What the task requires
Rewrite the items starting at the line containing "- pin-icon: [357, 227, 385, 249]" and ending at the line containing "- post-type-checkbox[interactable]: [315, 448, 339, 472]", with "post-type-label" changed to "post-type-name" and nothing else altered.

Data provided
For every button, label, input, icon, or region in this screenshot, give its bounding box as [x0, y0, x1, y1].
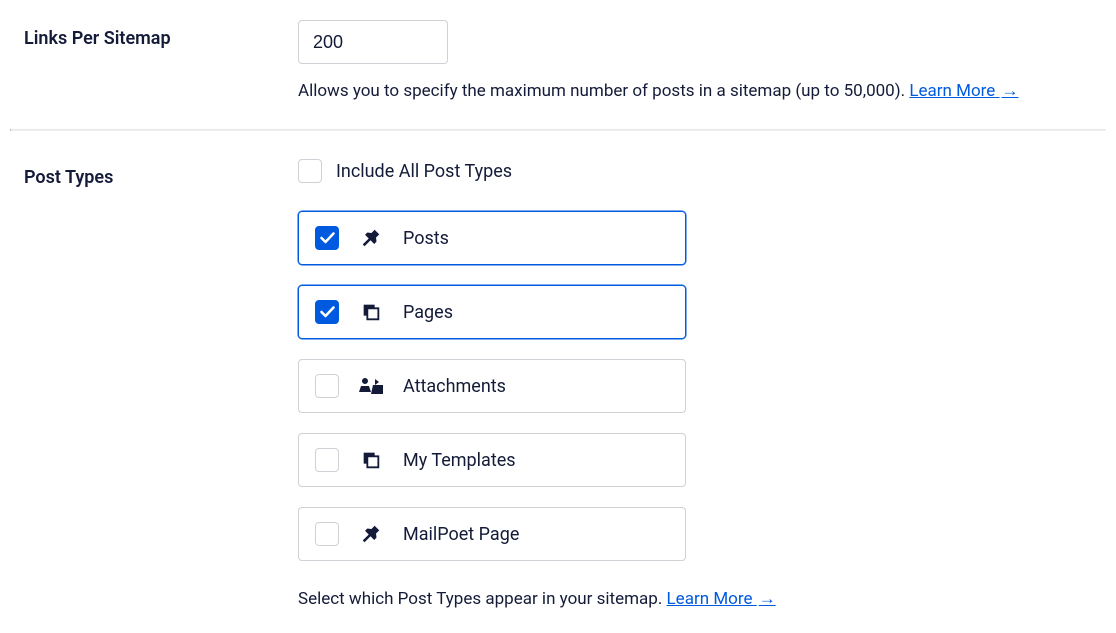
- pin-icon: [357, 227, 385, 249]
- post-types-grid: Posts Pages Attachments My Templates MailPoe…: [298, 211, 1092, 561]
- post-type-card-my-templates[interactable]: My Templates: [298, 433, 686, 487]
- arrow-right-icon: →: [1002, 81, 1019, 101]
- arrow-right-icon: →: [759, 589, 776, 609]
- post-types-section: Post Types Include All Post Types PostsP…: [10, 131, 1106, 633]
- post-type-card-pages[interactable]: Pages: [298, 285, 686, 339]
- post-type-label: Attachments: [403, 376, 506, 397]
- post-type-checkbox[interactable]: [315, 300, 339, 324]
- help-text-content: Allows you to specify the maximum number…: [298, 81, 905, 101]
- links-per-sitemap-section: Links Per Sitemap Allows you to specify …: [10, 0, 1106, 129]
- links-per-sitemap-input[interactable]: [298, 20, 448, 64]
- post-type-checkbox[interactable]: [315, 226, 339, 250]
- post-type-label: My Templates: [403, 450, 516, 471]
- post-type-checkbox[interactable]: [315, 448, 339, 472]
- post-types-help: Select which Post Types appear in your s…: [298, 589, 1092, 609]
- post-type-card-mailpoet-page[interactable]: MailPoet Page: [298, 507, 686, 561]
- include-all-checkbox[interactable]: [298, 159, 322, 183]
- links-per-sitemap-label: Links Per Sitemap: [24, 20, 298, 105]
- learn-more-link[interactable]: Learn More →: [909, 81, 1018, 101]
- post-type-checkbox[interactable]: [315, 374, 339, 398]
- links-per-sitemap-help: Allows you to specify the maximum number…: [298, 78, 1092, 105]
- post-type-card-posts[interactable]: Posts: [298, 211, 686, 265]
- post-type-label: Pages: [403, 302, 453, 323]
- post-type-card-attachments[interactable]: Attachments: [298, 359, 686, 413]
- include-all-post-types-row[interactable]: Include All Post Types: [298, 159, 1092, 183]
- help-text-content: Select which Post Types appear in your s…: [298, 589, 662, 609]
- media-icon: [357, 375, 385, 397]
- post-types-label: Post Types: [24, 159, 298, 609]
- include-all-label: Include All Post Types: [336, 161, 512, 182]
- post-type-label: Posts: [403, 228, 449, 249]
- learn-more-link[interactable]: Learn More →: [667, 589, 776, 609]
- pin-icon: [357, 523, 385, 545]
- stack-icon: [357, 301, 385, 323]
- stack-icon: [357, 449, 385, 471]
- post-type-label: MailPoet Page: [403, 524, 519, 545]
- post-type-checkbox[interactable]: [315, 522, 339, 546]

Answer for the task
- pin-icon: [357, 227, 385, 249]
- post-types-grid: Posts Pages Attachments My Templates MailPoe…: [298, 211, 1092, 561]
- post-type-card-my-templates[interactable]: My Templates: [298, 433, 686, 487]
- arrow-right-icon: →: [1002, 81, 1019, 101]
- arrow-right-icon: →: [759, 589, 776, 609]
- post-types-section: Post Types Include All Post Types PostsP…: [10, 131, 1106, 633]
- post-type-card-pages[interactable]: Pages: [298, 285, 686, 339]
- post-type-name: Attachments: [403, 376, 506, 397]
- post-type-checkbox[interactable]: [315, 300, 339, 324]
- help-text-content: Allows you to specify the maximum number…: [298, 81, 905, 101]
- links-per-sitemap-section: Links Per Sitemap Allows you to specify …: [10, 0, 1106, 129]
- links-per-sitemap-input[interactable]: [298, 20, 448, 64]
- post-type-checkbox[interactable]: [315, 226, 339, 250]
- post-type-name: My Templates: [403, 450, 516, 471]
- post-type-checkbox[interactable]: [315, 448, 339, 472]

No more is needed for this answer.